**EXERCISE**: Can the data below be set down again exactly, line for line?

--- BEGIN RECORDS TO PROCESS ---

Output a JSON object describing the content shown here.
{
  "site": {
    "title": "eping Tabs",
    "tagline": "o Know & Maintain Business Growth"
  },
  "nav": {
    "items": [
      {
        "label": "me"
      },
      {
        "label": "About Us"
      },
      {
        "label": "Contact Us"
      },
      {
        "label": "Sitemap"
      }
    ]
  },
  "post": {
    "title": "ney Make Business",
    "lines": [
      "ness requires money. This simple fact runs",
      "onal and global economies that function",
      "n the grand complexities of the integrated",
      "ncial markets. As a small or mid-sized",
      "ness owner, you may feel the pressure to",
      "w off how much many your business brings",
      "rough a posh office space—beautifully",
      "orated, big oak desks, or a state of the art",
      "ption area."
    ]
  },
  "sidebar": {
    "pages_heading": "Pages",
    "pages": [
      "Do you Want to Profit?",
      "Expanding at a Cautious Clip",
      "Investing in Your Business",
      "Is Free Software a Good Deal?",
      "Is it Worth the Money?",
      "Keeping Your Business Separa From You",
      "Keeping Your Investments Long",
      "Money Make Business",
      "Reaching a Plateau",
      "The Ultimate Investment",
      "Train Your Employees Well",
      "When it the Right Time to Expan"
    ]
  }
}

--- END RECORDS TO PROCESS ---

**RESULT OF THIS EXERCISE**:
Output a JSON object describing the content shown here.
{
  "site": {
    "title": "eping Tabs",
    "tagline": "o Know & Maintain Business Growth"
  },
  "nav": {
    "items": [
      {
        "label": "me"
      },
      {
        "label": "About Us"
      },
      {
        "label": "Contact Us"
      },
      {
        "label": "Sitemap"
      }
    ]
  },
  "post": {
    "title": "ney Make Business",
    "lines": [
      "ness requires money. This simple fact runs",
      "onal and global economies that function",
      "n the grand complexities of the integrated",
      "ncial markets. As a small or mid-sized",
      "ness owner, you may feel the pressure to",
      "w off how much many your business brings",
      "rough a posh office space—beautifully",
      "orated, big oak desks, or a state of the art",
      "ption area."
    ]
  },
  "sidebar": {
    "pages_heading": "Pages",
    "pages": [
      "Do you Want to Profit?",
      "Expanding at a Cautious Clip",
      "Investing in Your Business",
      "Is Free Software a Good Deal?",
      "Is it Worth the Money?",
      "Keeping Your Business Separa From You",
      "Keeping Your Investments Long",
      "Money Make Business",
      "Reaching a Plateau",
      "The Ultimate Investment",
      "Train Your Employees Well",
      "When it the Right Time to Expan"
    ]
  }
}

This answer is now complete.